The problem: Provide only the number of lines where "Sales" occurs.

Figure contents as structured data
▶

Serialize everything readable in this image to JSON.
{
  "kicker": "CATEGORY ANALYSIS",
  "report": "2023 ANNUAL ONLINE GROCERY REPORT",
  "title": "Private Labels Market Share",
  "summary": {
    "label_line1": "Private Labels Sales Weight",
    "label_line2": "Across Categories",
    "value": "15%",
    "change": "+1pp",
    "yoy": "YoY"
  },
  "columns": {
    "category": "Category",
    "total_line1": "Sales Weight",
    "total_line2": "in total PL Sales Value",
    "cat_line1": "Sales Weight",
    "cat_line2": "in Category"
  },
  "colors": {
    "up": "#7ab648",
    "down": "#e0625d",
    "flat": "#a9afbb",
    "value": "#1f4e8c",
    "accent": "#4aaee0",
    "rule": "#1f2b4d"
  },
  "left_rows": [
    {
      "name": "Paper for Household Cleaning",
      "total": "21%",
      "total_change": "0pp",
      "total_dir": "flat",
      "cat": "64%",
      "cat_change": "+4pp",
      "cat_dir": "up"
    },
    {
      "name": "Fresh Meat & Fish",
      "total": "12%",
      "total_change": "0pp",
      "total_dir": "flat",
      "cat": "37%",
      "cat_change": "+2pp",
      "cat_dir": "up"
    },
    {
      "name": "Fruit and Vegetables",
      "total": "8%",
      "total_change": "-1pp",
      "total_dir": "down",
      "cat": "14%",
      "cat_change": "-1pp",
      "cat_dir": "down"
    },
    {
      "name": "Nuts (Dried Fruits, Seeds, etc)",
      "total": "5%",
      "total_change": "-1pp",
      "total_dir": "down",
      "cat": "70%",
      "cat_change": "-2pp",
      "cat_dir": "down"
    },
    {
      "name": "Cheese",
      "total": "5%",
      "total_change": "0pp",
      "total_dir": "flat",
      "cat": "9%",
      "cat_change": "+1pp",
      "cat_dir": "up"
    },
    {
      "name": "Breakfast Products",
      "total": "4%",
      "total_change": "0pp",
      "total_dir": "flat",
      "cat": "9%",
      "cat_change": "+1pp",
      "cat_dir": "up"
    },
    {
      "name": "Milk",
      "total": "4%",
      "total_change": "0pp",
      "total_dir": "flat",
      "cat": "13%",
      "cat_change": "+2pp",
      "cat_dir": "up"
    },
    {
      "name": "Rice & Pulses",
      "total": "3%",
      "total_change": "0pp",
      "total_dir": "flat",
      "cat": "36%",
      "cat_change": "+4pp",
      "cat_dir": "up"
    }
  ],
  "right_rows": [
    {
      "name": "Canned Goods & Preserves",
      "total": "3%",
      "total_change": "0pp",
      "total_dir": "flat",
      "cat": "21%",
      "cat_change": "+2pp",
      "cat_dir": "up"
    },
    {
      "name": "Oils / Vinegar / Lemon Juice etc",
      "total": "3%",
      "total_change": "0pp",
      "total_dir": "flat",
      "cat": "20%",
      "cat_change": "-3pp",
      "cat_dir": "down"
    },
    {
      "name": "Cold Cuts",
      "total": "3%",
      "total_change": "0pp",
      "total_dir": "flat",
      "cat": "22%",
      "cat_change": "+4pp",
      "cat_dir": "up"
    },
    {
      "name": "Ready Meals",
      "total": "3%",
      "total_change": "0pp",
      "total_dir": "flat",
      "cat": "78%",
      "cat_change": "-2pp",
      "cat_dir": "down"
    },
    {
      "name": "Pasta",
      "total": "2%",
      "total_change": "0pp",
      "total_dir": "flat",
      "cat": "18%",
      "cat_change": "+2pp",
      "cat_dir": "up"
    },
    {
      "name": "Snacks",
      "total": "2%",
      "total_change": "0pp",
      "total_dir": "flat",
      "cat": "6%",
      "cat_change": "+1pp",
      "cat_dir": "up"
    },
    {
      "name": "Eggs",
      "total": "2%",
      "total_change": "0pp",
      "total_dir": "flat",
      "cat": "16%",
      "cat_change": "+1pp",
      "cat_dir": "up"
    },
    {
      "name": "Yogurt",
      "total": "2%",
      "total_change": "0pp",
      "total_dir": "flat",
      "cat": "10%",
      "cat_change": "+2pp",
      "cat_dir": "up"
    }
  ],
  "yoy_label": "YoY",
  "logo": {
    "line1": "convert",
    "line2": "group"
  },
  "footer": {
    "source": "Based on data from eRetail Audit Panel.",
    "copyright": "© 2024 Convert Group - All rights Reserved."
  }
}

◀
▶

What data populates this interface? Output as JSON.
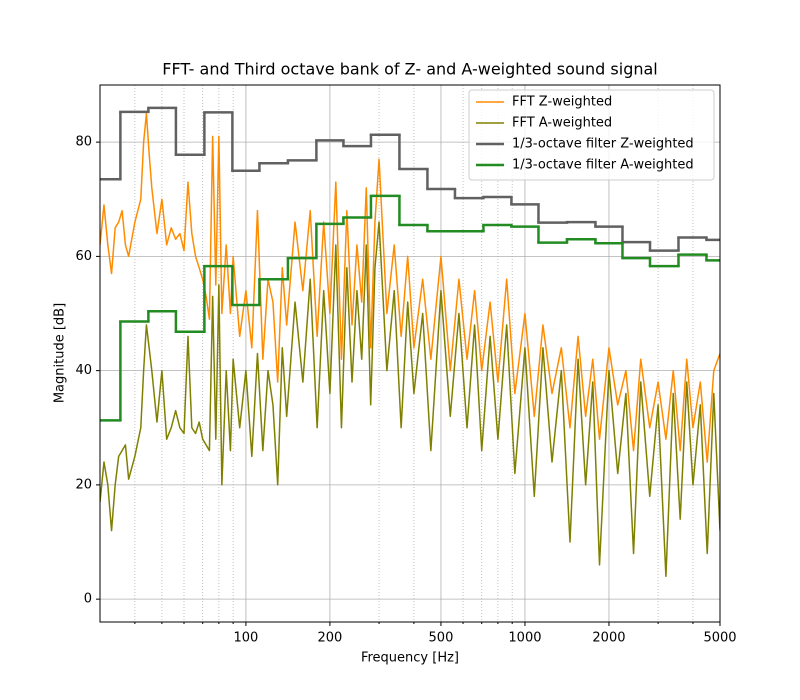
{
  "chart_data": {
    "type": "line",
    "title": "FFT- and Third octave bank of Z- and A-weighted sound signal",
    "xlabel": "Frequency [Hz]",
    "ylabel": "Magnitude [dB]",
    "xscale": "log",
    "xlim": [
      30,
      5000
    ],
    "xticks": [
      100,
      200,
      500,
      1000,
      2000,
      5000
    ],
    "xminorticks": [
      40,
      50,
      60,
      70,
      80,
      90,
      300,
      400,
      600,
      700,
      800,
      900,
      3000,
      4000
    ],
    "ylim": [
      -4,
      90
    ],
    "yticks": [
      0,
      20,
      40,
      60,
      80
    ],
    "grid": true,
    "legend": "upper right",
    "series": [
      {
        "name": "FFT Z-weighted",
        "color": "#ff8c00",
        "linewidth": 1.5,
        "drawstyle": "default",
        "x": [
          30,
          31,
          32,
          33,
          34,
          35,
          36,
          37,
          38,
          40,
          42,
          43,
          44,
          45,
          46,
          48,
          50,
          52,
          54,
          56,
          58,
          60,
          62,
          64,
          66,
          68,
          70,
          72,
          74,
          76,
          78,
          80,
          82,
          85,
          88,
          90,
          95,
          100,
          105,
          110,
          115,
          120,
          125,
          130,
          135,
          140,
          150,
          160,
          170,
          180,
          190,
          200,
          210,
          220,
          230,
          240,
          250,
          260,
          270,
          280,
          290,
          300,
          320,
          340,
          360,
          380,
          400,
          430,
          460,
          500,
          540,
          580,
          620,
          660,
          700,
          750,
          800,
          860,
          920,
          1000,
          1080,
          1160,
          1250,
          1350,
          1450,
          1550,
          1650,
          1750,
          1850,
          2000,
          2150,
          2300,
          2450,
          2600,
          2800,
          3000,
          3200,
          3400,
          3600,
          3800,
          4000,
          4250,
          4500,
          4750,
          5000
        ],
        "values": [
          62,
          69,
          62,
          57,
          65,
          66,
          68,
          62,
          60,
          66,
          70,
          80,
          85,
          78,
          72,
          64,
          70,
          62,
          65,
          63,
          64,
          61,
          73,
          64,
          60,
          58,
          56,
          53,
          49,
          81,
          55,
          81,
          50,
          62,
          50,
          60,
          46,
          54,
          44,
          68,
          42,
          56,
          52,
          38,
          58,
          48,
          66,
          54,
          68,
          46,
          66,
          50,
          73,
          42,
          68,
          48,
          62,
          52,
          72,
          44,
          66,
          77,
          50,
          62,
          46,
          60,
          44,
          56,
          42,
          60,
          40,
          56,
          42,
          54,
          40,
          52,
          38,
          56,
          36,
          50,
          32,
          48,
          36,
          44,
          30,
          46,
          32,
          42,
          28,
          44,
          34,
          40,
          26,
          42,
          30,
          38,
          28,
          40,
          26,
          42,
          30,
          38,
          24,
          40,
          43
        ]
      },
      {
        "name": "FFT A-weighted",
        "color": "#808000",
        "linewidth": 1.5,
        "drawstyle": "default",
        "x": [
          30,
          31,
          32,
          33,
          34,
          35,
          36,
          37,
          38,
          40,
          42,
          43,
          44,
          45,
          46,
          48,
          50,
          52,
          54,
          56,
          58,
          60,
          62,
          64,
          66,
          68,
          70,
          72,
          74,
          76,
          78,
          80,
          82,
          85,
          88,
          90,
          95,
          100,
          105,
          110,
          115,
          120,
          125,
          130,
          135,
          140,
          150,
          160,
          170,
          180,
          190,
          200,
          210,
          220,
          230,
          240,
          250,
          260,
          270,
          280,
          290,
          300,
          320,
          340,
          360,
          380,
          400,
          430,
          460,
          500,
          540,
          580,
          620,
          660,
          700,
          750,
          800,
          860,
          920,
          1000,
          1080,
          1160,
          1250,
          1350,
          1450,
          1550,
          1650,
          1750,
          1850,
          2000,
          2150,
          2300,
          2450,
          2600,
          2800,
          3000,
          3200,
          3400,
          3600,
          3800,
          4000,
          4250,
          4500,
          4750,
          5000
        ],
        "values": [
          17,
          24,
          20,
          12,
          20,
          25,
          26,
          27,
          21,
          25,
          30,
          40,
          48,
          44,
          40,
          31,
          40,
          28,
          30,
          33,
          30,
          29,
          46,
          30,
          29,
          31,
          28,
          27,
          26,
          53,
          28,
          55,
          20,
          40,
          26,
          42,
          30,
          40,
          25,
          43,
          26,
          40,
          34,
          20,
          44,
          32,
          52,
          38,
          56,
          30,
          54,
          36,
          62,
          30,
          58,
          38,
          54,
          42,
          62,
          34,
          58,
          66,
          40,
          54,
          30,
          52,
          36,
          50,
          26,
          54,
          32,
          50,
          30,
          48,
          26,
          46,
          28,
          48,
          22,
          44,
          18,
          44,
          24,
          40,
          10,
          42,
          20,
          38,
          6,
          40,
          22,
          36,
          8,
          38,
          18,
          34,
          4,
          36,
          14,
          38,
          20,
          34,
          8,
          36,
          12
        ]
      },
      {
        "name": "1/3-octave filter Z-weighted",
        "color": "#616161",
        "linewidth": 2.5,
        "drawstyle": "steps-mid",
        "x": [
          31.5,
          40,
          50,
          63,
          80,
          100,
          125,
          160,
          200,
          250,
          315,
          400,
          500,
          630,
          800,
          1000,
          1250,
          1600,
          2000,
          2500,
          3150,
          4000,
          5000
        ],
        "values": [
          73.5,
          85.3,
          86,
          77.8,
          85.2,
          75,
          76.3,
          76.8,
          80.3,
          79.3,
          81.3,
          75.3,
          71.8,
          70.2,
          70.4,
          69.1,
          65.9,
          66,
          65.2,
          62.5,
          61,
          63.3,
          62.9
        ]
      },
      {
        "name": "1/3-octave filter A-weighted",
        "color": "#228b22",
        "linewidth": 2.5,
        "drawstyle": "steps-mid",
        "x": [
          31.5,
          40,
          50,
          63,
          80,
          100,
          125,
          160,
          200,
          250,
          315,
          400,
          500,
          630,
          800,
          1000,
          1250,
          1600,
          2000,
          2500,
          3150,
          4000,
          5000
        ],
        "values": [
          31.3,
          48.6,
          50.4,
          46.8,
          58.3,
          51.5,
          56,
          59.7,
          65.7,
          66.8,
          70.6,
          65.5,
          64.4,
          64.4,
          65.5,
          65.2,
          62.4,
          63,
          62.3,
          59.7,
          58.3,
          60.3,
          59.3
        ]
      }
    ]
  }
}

◀

Answer to this problem: 4